--- BEGIN ---

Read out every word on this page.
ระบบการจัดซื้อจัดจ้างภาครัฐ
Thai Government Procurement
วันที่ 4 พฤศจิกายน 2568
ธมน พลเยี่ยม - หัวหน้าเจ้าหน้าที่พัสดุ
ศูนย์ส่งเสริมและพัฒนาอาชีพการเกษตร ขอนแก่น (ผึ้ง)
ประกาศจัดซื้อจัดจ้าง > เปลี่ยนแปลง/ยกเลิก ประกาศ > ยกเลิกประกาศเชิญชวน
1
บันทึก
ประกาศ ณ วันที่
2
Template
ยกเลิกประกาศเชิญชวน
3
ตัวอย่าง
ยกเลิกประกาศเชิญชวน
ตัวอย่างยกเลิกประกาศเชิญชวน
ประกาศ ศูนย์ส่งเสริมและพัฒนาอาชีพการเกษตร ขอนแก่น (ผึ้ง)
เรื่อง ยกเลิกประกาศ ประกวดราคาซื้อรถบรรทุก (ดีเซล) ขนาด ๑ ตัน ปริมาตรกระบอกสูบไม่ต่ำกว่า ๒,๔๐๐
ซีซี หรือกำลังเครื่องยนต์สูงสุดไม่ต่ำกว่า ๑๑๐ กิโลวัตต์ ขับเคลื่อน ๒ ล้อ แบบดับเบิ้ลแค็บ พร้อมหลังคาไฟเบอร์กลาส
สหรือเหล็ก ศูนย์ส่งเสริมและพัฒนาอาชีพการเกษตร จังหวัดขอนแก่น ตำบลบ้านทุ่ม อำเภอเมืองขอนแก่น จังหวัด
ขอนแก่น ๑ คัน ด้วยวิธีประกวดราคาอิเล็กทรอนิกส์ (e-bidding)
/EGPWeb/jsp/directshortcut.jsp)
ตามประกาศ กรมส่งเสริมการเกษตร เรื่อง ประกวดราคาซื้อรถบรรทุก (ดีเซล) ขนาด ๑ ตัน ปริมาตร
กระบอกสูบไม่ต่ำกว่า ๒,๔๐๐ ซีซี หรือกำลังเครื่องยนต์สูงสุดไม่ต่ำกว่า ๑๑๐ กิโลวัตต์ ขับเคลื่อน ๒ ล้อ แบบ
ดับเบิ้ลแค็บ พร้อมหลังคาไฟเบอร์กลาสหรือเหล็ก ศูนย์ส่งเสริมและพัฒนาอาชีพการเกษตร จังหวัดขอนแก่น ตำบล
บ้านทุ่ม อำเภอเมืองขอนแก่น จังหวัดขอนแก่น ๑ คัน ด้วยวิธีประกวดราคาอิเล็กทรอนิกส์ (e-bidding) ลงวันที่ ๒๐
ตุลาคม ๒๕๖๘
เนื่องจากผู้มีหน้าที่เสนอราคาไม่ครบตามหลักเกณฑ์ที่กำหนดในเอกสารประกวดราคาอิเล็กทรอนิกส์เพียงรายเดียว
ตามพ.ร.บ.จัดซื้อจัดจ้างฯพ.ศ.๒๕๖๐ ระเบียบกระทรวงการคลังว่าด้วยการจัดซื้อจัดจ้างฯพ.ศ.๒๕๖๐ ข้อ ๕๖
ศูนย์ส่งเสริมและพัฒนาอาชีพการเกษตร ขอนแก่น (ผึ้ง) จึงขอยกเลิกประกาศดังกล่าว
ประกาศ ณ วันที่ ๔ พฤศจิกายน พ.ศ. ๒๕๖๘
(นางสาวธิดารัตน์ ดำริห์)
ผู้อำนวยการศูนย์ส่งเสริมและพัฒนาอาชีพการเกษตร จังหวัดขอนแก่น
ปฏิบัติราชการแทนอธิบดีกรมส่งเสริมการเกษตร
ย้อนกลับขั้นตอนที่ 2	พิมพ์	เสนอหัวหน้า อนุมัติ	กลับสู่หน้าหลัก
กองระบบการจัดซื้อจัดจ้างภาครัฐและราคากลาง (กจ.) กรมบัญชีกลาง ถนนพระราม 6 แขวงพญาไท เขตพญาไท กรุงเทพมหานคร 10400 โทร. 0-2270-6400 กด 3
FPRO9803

--- END ---

TASK TO COMPLETE ->
Check every line of the listing for the string "มการเกษตร" and report how many lines have it, as a number alone.

THE RESPONSE ->
2